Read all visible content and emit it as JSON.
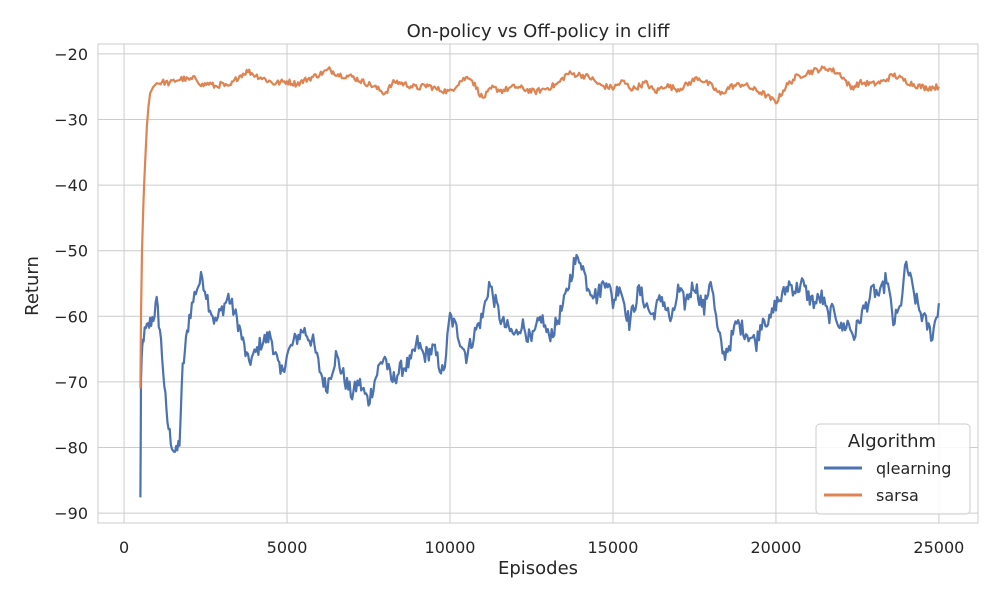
{
  "chart_data": {
    "type": "line",
    "title": "On-policy vs Off-policy in cliff",
    "xlabel": "Episodes",
    "ylabel": "Return",
    "xlim": [
      -800,
      26200
    ],
    "ylim": [
      -91.5,
      -18.5
    ],
    "xticks": [
      0,
      5000,
      10000,
      15000,
      20000,
      25000
    ],
    "yticks": [
      -20,
      -30,
      -40,
      -50,
      -60,
      -70,
      -80,
      -90
    ],
    "grid": true,
    "legend": {
      "title": "Algorithm",
      "placement": "lower-right"
    },
    "series": [
      {
        "name": "qlearning",
        "color": "#4c72b0",
        "x": [
          500,
          520,
          560,
          600,
          700,
          800,
          900,
          1000,
          1100,
          1200,
          1300,
          1400,
          1500,
          1600,
          1700,
          1800,
          1900,
          2000,
          2200,
          2400,
          2600,
          2800,
          3000,
          3200,
          3500,
          3800,
          4000,
          4200,
          4500,
          4800,
          5000,
          5200,
          5500,
          5800,
          6000,
          6200,
          6500,
          6800,
          7000,
          7200,
          7500,
          7800,
          8000,
          8200,
          8500,
          8800,
          9000,
          9200,
          9500,
          9800,
          10000,
          10200,
          10500,
          10800,
          11000,
          11200,
          11400,
          11600,
          11800,
          12000,
          12200,
          12500,
          12800,
          13000,
          13200,
          13500,
          13800,
          14000,
          14200,
          14500,
          14800,
          15000,
          15200,
          15500,
          15800,
          16000,
          16200,
          16500,
          16800,
          17000,
          17200,
          17500,
          17800,
          18000,
          18200,
          18400,
          18600,
          18800,
          19000,
          19200,
          19400,
          19600,
          19800,
          20000,
          20200,
          20400,
          20600,
          20800,
          21000,
          21200,
          21400,
          21600,
          21800,
          22000,
          22200,
          22400,
          22600,
          22800,
          23000,
          23200,
          23400,
          23600,
          23800,
          24000,
          24200,
          24400,
          24600,
          24800,
          25000
        ],
        "y": [
          -88,
          -70,
          -65,
          -63,
          -62,
          -61,
          -60,
          -58,
          -62,
          -68,
          -75,
          -78,
          -80,
          -81,
          -79,
          -68,
          -64,
          -60,
          -56,
          -54,
          -58,
          -61,
          -59,
          -57,
          -61,
          -67,
          -66,
          -64,
          -63,
          -69,
          -66,
          -64,
          -62,
          -64,
          -68,
          -71,
          -66,
          -70,
          -72,
          -70,
          -73,
          -68,
          -66,
          -70,
          -68,
          -67,
          -64,
          -66,
          -65,
          -69,
          -60,
          -62,
          -66,
          -62,
          -60,
          -55,
          -58,
          -61,
          -62,
          -63,
          -61,
          -64,
          -60,
          -63,
          -62,
          -58,
          -52,
          -51,
          -55,
          -57,
          -54,
          -58,
          -55,
          -61,
          -56,
          -58,
          -60,
          -57,
          -61,
          -56,
          -58,
          -55,
          -59,
          -54,
          -62,
          -66,
          -64,
          -61,
          -62,
          -63,
          -64,
          -60,
          -61,
          -58,
          -57,
          -55,
          -56,
          -55,
          -57,
          -58,
          -57,
          -60,
          -59,
          -62,
          -61,
          -63,
          -60,
          -58,
          -56,
          -57,
          -54,
          -61,
          -59,
          -52,
          -56,
          -59,
          -61,
          -63,
          -58
        ],
        "note": ""
      },
      {
        "name": "sarsa",
        "color": "#dd8452",
        "x": [
          500,
          520,
          550,
          600,
          650,
          700,
          750,
          800,
          900,
          1000,
          1200,
          1400,
          1600,
          1800,
          2000,
          2200,
          2400,
          2600,
          2800,
          3000,
          3200,
          3500,
          3800,
          4000,
          4300,
          4600,
          5000,
          5300,
          5600,
          6000,
          6300,
          6600,
          7000,
          7300,
          7600,
          8000,
          8300,
          8600,
          9000,
          9300,
          9600,
          10000,
          10300,
          10600,
          11000,
          11300,
          11600,
          12000,
          12300,
          12600,
          13000,
          13300,
          13600,
          14000,
          14300,
          14600,
          15000,
          15300,
          15600,
          16000,
          16300,
          16600,
          17000,
          17300,
          17600,
          18000,
          18300,
          18600,
          19000,
          19300,
          19600,
          20000,
          20300,
          20600,
          21000,
          21300,
          21600,
          22000,
          22300,
          22600,
          23000,
          23300,
          23600,
          24000,
          24300,
          24600,
          25000
        ],
        "y": [
          -71,
          -60,
          -50,
          -42,
          -36,
          -31,
          -28,
          -26,
          -25,
          -24.5,
          -24.3,
          -24.5,
          -24,
          -23.8,
          -24,
          -23.7,
          -24.8,
          -24.5,
          -25,
          -24.6,
          -25.2,
          -23.5,
          -22.6,
          -23.2,
          -23.8,
          -24.5,
          -24.2,
          -24.6,
          -23.9,
          -23.1,
          -22.4,
          -23.2,
          -23.5,
          -24.2,
          -24.8,
          -26,
          -24.2,
          -24.6,
          -25.2,
          -24.8,
          -25.4,
          -25.8,
          -24.2,
          -23.4,
          -26.8,
          -25.2,
          -25.6,
          -25,
          -25.4,
          -25.8,
          -25.2,
          -24.6,
          -23,
          -23.2,
          -23.6,
          -24.8,
          -25.2,
          -24.2,
          -25.4,
          -24.4,
          -25.8,
          -24.8,
          -25.4,
          -24.6,
          -23.6,
          -24.8,
          -26.2,
          -25,
          -24.6,
          -25.4,
          -26,
          -27.4,
          -25,
          -23.6,
          -22.8,
          -22.4,
          -22.2,
          -23.2,
          -25.2,
          -24.4,
          -24.6,
          -24.2,
          -23.2,
          -24.2,
          -24.8,
          -25.2,
          -25
        ]
      }
    ]
  }
}
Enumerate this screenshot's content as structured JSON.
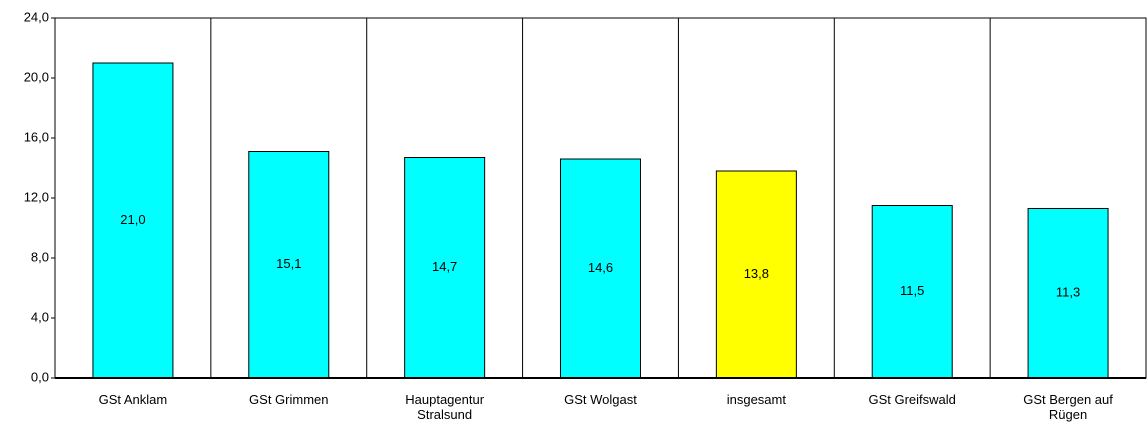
{
  "chart_data": {
    "type": "bar",
    "categories": [
      "GSt Anklam",
      "GSt Grimmen",
      "Hauptagentur Stralsund",
      "GSt Wolgast",
      "insgesamt",
      "GSt Greifswald",
      "GSt Bergen auf Rügen"
    ],
    "values": [
      21.0,
      15.1,
      14.7,
      14.6,
      13.8,
      11.5,
      11.3
    ],
    "value_labels": [
      "21,0",
      "15,1",
      "14,7",
      "14,6",
      "13,8",
      "11,5",
      "11,3"
    ],
    "colors": [
      "#00ffff",
      "#00ffff",
      "#00ffff",
      "#00ffff",
      "#ffff00",
      "#00ffff",
      "#00ffff"
    ],
    "ylim": [
      0,
      24
    ],
    "yticks": [
      {
        "value": 0,
        "label": "0,0"
      },
      {
        "value": 4,
        "label": "4,0"
      },
      {
        "value": 8,
        "label": "8,0"
      },
      {
        "value": 12,
        "label": "12,0"
      },
      {
        "value": 16,
        "label": "16,0"
      },
      {
        "value": 20,
        "label": "20,0"
      },
      {
        "value": 24,
        "label": "24,0"
      }
    ],
    "grid": false
  }
}
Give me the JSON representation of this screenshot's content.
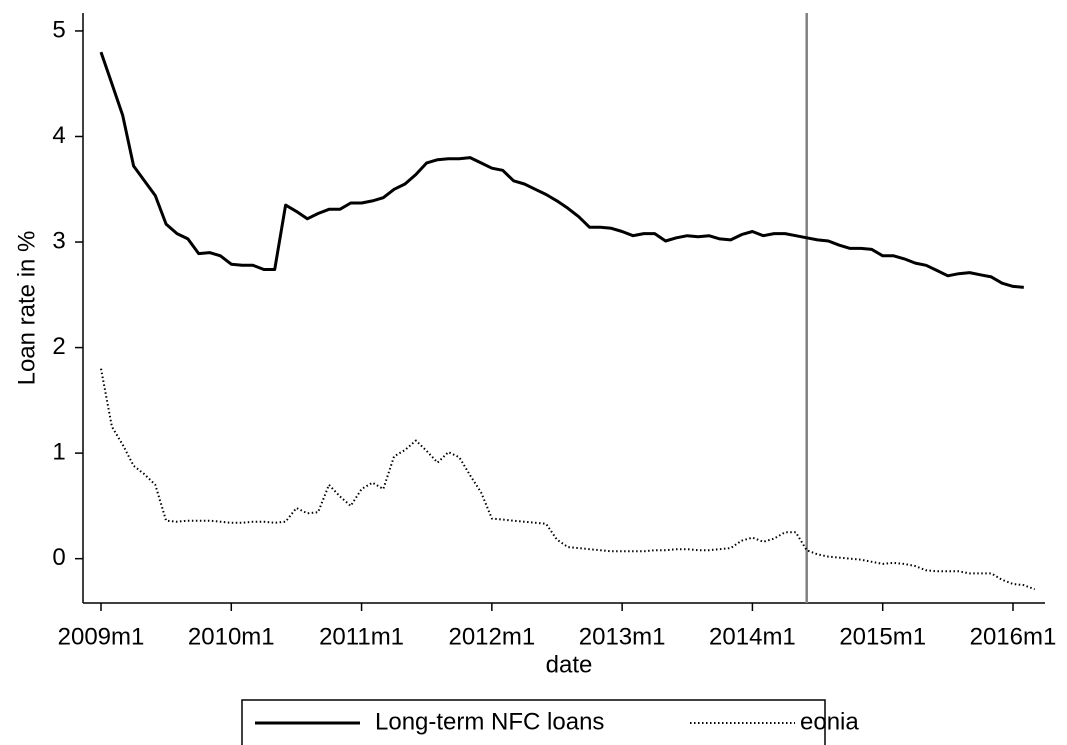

──────────

EXERCISE:
Among the lines of the data, identify those with the word "content". Copy each of them.

THE RESPONSE:
Read all visible content and emit it as JSON.
Enumerate this screenshot's content as structured JSON.
Give me the JSON representation of this screenshot's content.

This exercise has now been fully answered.